→ **Material provided**:

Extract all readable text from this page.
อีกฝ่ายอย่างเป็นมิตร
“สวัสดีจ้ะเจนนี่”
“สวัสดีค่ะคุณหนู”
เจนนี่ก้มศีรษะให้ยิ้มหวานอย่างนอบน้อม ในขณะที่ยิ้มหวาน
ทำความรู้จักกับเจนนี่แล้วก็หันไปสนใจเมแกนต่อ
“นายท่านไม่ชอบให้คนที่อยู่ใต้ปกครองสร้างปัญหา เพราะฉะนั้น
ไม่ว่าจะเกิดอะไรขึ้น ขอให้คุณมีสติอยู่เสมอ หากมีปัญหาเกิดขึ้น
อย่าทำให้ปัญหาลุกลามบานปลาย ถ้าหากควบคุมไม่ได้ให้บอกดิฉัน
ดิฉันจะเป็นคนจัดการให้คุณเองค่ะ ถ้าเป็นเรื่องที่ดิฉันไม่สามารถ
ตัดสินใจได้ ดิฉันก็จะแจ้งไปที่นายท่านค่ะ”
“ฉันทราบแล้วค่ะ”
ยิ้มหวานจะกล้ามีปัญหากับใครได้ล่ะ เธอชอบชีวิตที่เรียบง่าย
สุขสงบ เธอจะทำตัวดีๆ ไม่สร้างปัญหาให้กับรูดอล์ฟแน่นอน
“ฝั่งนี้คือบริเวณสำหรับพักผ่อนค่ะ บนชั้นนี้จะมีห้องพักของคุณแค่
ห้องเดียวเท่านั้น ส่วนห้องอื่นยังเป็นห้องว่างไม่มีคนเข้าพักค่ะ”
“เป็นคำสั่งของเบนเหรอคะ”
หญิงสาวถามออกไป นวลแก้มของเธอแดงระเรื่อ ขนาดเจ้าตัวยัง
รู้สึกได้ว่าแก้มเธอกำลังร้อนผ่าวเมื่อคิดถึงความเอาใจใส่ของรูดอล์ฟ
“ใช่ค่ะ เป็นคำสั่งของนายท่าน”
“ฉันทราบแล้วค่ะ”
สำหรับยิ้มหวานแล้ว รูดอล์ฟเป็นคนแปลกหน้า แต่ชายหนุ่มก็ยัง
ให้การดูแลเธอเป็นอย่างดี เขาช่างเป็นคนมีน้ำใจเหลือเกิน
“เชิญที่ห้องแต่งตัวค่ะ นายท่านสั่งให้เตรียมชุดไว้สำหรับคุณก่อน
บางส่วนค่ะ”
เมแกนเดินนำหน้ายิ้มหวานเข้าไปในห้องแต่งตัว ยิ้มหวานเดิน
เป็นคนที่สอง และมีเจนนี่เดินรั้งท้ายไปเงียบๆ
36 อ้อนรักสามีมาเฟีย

→ **Exercise details**:
Return the entries above exactly, each one complete.

→ **Answer to this problem**:
Extract all readable text from this page.
อีกฝ่ายอย่างเป็นมิตร
“สวัสดีจ้ะเจนนี่”
“สวัสดีค่ะคุณหนู”
เจนนี่ก้มศีรษะให้ยิ้มหวานอย่างนอบน้อม ในขณะที่ยิ้มหวาน
ทำความรู้จักกับเจนนี่แล้วก็หันไปสนใจเมแกนต่อ
“นายท่านไม่ชอบให้คนที่อยู่ใต้ปกครองสร้างปัญหา เพราะฉะนั้น
ไม่ว่าจะเกิดอะไรขึ้น ขอให้คุณมีสติอยู่เสมอ หากมีปัญหาเกิดขึ้น
อย่าทำให้ปัญหาลุกลามบานปลาย ถ้าหากควบคุมไม่ได้ให้บอกดิฉัน
ดิฉันจะเป็นคนจัดการให้คุณเองค่ะ ถ้าเป็นเรื่องที่ดิฉันไม่สามารถ
ตัดสินใจได้ ดิฉันก็จะแจ้งไปที่นายท่านค่ะ”
“ฉันทราบแล้วค่ะ”
ยิ้มหวานจะกล้ามีปัญหากับใครได้ล่ะ เธอชอบชีวิตที่เรียบง่าย
สุขสงบ เธอจะทำตัวดีๆ ไม่สร้างปัญหาให้กับรูดอล์ฟแน่นอน
“ฝั่งนี้คือบริเวณสำหรับพักผ่อนค่ะ บนชั้นนี้จะมีห้องพักของคุณแค่
ห้องเดียวเท่านั้น ส่วนห้องอื่นยังเป็นห้องว่างไม่มีคนเข้าพักค่ะ”
“เป็นคำสั่งของเบนเหรอคะ”
หญิงสาวถามออกไป นวลแก้มของเธอแดงระเรื่อ ขนาดเจ้าตัวยัง
รู้สึกได้ว่าแก้มเธอกำลังร้อนผ่าวเมื่อคิดถึงความเอาใจใส่ของรูดอล์ฟ
“ใช่ค่ะ เป็นคำสั่งของนายท่าน”
“ฉันทราบแล้วค่ะ”
สำหรับยิ้มหวานแล้ว รูดอล์ฟเป็นคนแปลกหน้า แต่ชายหนุ่มก็ยัง
ให้การดูแลเธอเป็นอย่างดี เขาช่างเป็นคนมีน้ำใจเหลือเกิน
“เชิญที่ห้องแต่งตัวค่ะ นายท่านสั่งให้เตรียมชุดไว้สำหรับคุณก่อน
บางส่วนค่ะ”
เมแกนเดินนำหน้ายิ้มหวานเข้าไปในห้องแต่งตัว ยิ้มหวานเดิน
เป็นคนที่สอง และมีเจนนี่เดินรั้งท้ายไปเงียบๆ
36 อ้อนรักสามีมาเฟีย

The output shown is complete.